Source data

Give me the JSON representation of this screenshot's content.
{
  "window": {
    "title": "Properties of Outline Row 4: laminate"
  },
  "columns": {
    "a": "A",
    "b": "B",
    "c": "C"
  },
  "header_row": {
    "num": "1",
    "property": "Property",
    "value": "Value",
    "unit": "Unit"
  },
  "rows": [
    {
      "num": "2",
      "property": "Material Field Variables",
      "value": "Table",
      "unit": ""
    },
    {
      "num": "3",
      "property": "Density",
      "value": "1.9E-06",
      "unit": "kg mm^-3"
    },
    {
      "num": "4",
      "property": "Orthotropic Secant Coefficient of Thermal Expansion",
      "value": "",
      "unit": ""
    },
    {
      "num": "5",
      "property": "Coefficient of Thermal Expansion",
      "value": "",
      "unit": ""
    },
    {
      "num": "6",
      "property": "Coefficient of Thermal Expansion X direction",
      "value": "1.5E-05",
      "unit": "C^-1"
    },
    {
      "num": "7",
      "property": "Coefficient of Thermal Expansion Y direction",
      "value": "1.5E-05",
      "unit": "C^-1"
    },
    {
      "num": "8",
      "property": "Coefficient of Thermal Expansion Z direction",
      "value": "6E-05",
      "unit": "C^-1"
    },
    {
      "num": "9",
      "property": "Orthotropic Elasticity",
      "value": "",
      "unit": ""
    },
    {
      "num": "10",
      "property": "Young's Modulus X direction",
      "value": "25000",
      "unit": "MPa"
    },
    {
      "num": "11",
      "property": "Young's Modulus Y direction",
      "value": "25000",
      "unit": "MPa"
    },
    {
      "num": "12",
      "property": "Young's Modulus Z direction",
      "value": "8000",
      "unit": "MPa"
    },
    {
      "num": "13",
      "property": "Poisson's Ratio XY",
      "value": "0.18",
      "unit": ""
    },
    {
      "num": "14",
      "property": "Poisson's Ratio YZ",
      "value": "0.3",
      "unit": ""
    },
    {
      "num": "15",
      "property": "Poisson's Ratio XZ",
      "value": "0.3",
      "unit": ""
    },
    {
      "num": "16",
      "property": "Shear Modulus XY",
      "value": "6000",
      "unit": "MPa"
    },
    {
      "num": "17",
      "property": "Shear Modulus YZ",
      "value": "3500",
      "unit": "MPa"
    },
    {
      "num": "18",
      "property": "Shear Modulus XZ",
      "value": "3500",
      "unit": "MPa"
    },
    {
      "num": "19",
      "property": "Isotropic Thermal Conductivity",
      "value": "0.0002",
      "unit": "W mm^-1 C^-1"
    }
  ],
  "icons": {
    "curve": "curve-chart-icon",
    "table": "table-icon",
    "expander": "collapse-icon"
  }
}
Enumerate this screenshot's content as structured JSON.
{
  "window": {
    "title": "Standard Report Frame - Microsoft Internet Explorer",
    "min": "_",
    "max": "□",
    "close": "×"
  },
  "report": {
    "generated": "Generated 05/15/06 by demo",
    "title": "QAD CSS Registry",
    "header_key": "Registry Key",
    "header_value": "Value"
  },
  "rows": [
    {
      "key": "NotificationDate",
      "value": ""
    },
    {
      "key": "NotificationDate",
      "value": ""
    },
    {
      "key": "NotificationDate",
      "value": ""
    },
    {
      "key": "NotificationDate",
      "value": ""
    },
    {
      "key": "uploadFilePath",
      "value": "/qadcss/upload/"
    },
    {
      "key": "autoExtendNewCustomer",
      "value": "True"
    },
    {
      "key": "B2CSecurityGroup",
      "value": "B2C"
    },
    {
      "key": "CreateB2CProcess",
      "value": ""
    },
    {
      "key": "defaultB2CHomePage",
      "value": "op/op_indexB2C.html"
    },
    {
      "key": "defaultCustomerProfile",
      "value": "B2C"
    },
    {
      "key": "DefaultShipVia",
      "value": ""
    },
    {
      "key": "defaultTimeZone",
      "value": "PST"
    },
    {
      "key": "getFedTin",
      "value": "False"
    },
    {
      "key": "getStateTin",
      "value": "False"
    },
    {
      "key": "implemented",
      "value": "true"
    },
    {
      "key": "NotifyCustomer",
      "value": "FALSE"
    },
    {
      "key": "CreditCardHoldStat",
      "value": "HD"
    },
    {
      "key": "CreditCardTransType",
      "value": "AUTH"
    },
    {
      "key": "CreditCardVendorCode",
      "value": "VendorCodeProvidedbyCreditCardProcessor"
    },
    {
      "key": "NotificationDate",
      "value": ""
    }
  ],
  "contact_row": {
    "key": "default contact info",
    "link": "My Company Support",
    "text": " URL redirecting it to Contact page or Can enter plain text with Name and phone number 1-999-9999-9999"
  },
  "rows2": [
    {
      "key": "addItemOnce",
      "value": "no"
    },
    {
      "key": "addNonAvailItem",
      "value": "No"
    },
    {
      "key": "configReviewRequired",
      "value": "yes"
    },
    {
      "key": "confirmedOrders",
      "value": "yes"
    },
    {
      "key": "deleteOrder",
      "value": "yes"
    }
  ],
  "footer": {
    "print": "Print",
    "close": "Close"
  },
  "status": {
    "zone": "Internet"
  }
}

_WHAT THE TASK ASKS_
Your task is to output all of the data above word for word.

_COMPLETED TASK_
Give me the JSON representation of this screenshot's content.
{
  "window": {
    "title": "Properties of Outline Row 4: laminate"
  },
  "columns": {
    "a": "A",
    "b": "B",
    "c": "C"
  },
  "header_row": {
    "num": "1",
    "property": "Property",
    "value": "Value",
    "unit": "Unit"
  },
  "rows": [
    {
      "num": "2",
      "property": "Material Field Variables",
      "value": "Table",
      "unit": ""
    },
    {
      "num": "3",
      "property": "Density",
      "value": "1.9E-06",
      "unit": "kg mm^-3"
    },
    {
      "num": "4",
      "property": "Orthotropic Secant Coefficient of Thermal Expansion",
      "value": "",
      "unit": ""
    },
    {
      "num": "5",
      "property": "Coefficient of Thermal Expansion",
      "value": "",
      "unit": ""
    },
    {
      "num": "6",
      "property": "Coefficient of Thermal Expansion X direction",
      "value": "1.5E-05",
      "unit": "C^-1"
    },
    {
      "num": "7",
      "property": "Coefficient of Thermal Expansion Y direction",
      "value": "1.5E-05",
      "unit": "C^-1"
    },
    {
      "num": "8",
      "property": "Coefficient of Thermal Expansion Z direction",
      "value": "6E-05",
      "unit": "C^-1"
    },
    {
      "num": "9",
      "property": "Orthotropic Elasticity",
      "value": "",
      "unit": ""
    },
    {
      "num": "10",
      "property": "Young's Modulus X direction",
      "value": "25000",
      "unit": "MPa"
    },
    {
      "num": "11",
      "property": "Young's Modulus Y direction",
      "value": "25000",
      "unit": "MPa"
    },
    {
      "num": "12",
      "property": "Young's Modulus Z direction",
      "value": "8000",
      "unit": "MPa"
    },
    {
      "num": "13",
      "property": "Poisson's Ratio XY",
      "value": "0.18",
      "unit": ""
    },
    {
      "num": "14",
      "property": "Poisson's Ratio YZ",
      "value": "0.3",
      "unit": ""
    },
    {
      "num": "15",
      "property": "Poisson's Ratio XZ",
      "value": "0.3",
      "unit": ""
    },
    {
      "num": "16",
      "property": "Shear Modulus XY",
      "value": "6000",
      "unit": "MPa"
    },
    {
      "num": "17",
      "property": "Shear Modulus YZ",
      "value": "3500",
      "unit": "MPa"
    },
    {
      "num": "18",
      "property": "Shear Modulus XZ",
      "value": "3500",
      "unit": "MPa"
    },
    {
      "num": "19",
      "property": "Isotropic Thermal Conductivity",
      "value": "0.0002",
      "unit": "W mm^-1 C^-1"
    }
  ],
  "icons": {
    "curve": "curve-chart-icon",
    "table": "table-icon",
    "expander": "collapse-icon"
  }
}
Enumerate this screenshot's content as structured JSON.
{
  "window": {
    "title": "Standard Report Frame - Microsoft Internet Explorer",
    "min": "_",
    "max": "□",
    "close": "×"
  },
  "report": {
    "generated": "Generated 05/15/06 by demo",
    "title": "QAD CSS Registry",
    "header_key": "Registry Key",
    "header_value": "Value"
  },
  "rows": [
    {
      "key": "NotificationDate",
      "value": ""
    },
    {
      "key": "NotificationDate",
      "value": ""
    },
    {
      "key": "NotificationDate",
      "value": ""
    },
    {
      "key": "NotificationDate",
      "value": ""
    },
    {
      "key": "uploadFilePath",
      "value": "/qadcss/upload/"
    },
    {
      "key": "autoExtendNewCustomer",
      "value": "True"
    },
    {
      "key": "B2CSecurityGroup",
      "value": "B2C"
    },
    {
      "key": "CreateB2CProcess",
      "value": ""
    },
    {
      "key": "defaultB2CHomePage",
      "value": "op/op_indexB2C.html"
    },
    {
      "key": "defaultCustomerProfile",
      "value": "B2C"
    },
    {
      "key": "DefaultShipVia",
      "value": ""
    },
    {
      "key": "defaultTimeZone",
      "value": "PST"
    },
    {
      "key": "getFedTin",
      "value": "False"
    },
    {
      "key": "getStateTin",
      "value": "False"
    },
    {
      "key": "implemented",
      "value": "true"
    },
    {
      "key": "NotifyCustomer",
      "value": "FALSE"
    },
    {
      "key": "CreditCardHoldStat",
      "value": "HD"
    },
    {
      "key": "CreditCardTransType",
      "value": "AUTH"
    },
    {
      "key": "CreditCardVendorCode",
      "value": "VendorCodeProvidedbyCreditCardProcessor"
    },
    {
      "key": "NotificationDate",
      "value": ""
    }
  ],
  "contact_row": {
    "key": "default contact info",
    "link": "My Company Support",
    "text": " URL redirecting it to Contact page or Can enter plain text with Name and phone number 1-999-9999-9999"
  },
  "rows2": [
    {
      "key": "addItemOnce",
      "value": "no"
    },
    {
      "key": "addNonAvailItem",
      "value": "No"
    },
    {
      "key": "configReviewRequired",
      "value": "yes"
    },
    {
      "key": "confirmedOrders",
      "value": "yes"
    },
    {
      "key": "deleteOrder",
      "value": "yes"
    }
  ],
  "footer": {
    "print": "Print",
    "close": "Close"
  },
  "status": {
    "zone": "Internet"
  }
}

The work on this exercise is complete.